--- START OF Given information ---

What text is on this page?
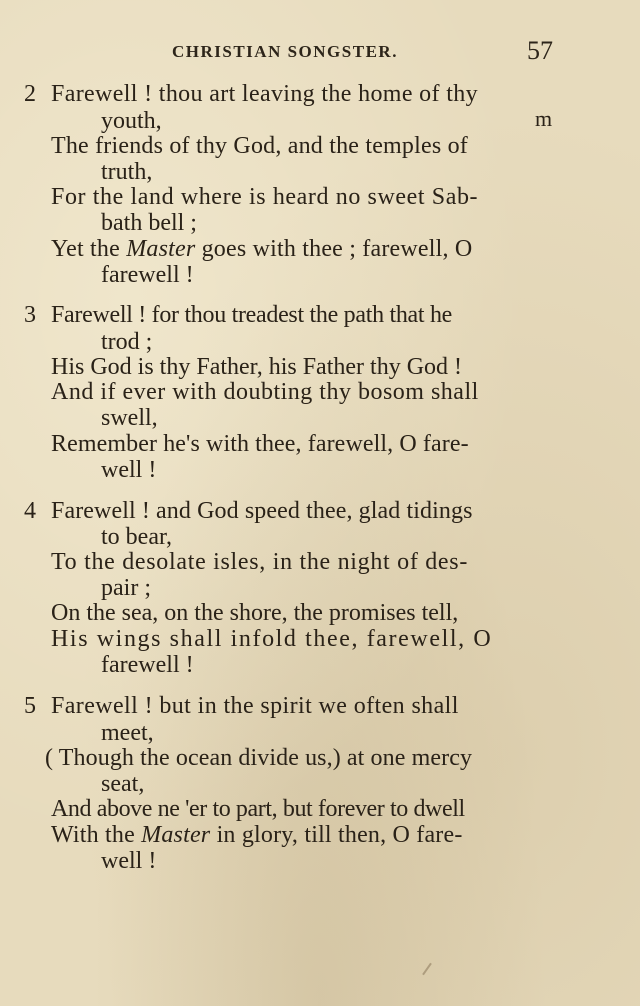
CHRISTIAN SONGSTER.	57
2 Farewell ! thou art leaving the home of thy
youth,
The friends of thy God, and the temples of
truth,
For the land where is heard no sweet Sab-
bath bell ;
Yet the Master goes with thee ; farewell, O
farewell !
m
3 Farewell ! for thou treadest the path that he
trod ;
His God is thy Father, his Father thy God !
And if ever with doubting thy bosom shall
swell,
Remember he's with thee, farewell, O fare-
well !
4 Farewell ! and God speed thee, glad tidings
to bear,
To the desolate isles, in the night of des-
pair ;
On the sea, on the shore, the promises tell,
His wings shall infold thee, farewell, O
farewell !
5 Farewell ! but in the spirit we often shall
meet,
( Though the ocean divide us,) at one mercy
seat,
And above ne 'er to part, but forever to dwell
With the Master in glory, till then, O fare-
well !
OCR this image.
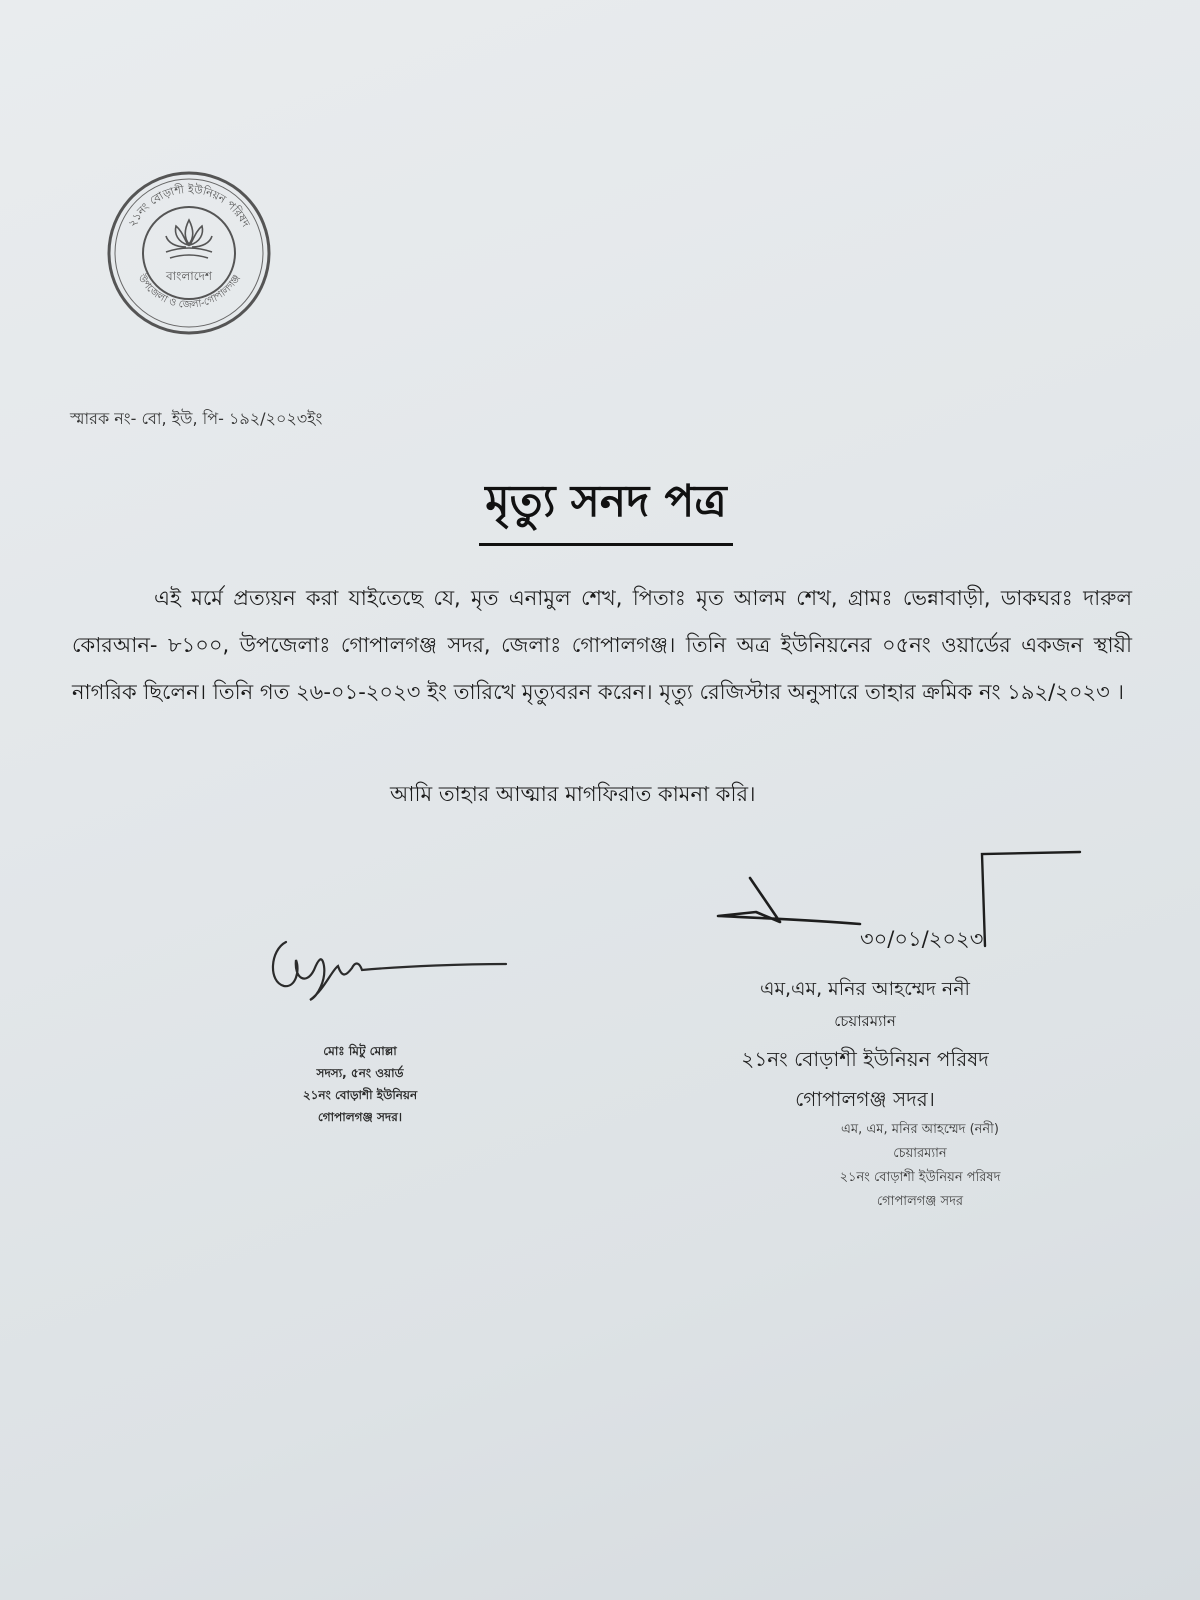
২১নং বোড়াশী ইউনিয়ন পরিষদ
উপজেলা ও জেলা-গোপালগঞ্জ
বাংলাদেশ
স্মারক নং- বো, ইউ, পি- ১৯২/২০২৩ইং
মৃত্যু সনদ পত্র
এই মর্মে প্রত্যয়ন করা যাইতেছে যে, মৃত এনামুল শেখ, পিতাঃ মৃত আলম শেখ, গ্রামঃ ভেন্নাবাড়ী, ডাকঘরঃ দারুল কোরআন- ৮১০০, উপজেলাঃ গোপালগঞ্জ সদর, জেলাঃ গোপালগঞ্জ। তিনি অত্র ইউনিয়নের ০৫নং ওয়ার্ডের একজন স্থায়ী নাগরিক ছিলেন। তিনি গত ২৬-০১-২০২৩ ইং তারিখে মৃত্যুবরন করেন। মৃত্যু রেজিস্টার অনুসারে তাহার ক্রমিক নং ১৯২/২০২৩ ।
আমি তাহার আত্মার মাগফিরাত কামনা করি।
মোঃ মিটু মোল্লা
সদস্য, ৫নং ওয়ার্ড
২১নং বোড়াশী ইউনিয়ন
গোপালগঞ্জ সদর।
৩০/০১/২০২৩
এম,এম, মনির আহম্মেদ ননী
চেয়ারম্যান
২১নং বোড়াশী ইউনিয়ন পরিষদ
গোপালগঞ্জ সদর।
এম, এম, মনির আহম্মেদ (ননী)
চেয়ারম্যান
২১নং বোড়াশী ইউনিয়ন পরিষদ
গোপালগঞ্জ সদর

--- END OF Given information ---

▶ Required work:
Filter the data, keeping only the lines that contain "thee".

▶ Answer to this exercise:
Yet the Master goes with thee ; farewell, O
Remember he's with thee, farewell, O fare-
4 Farewell ! and God speed thee, glad tidings
His wings shall infold thee, farewell, O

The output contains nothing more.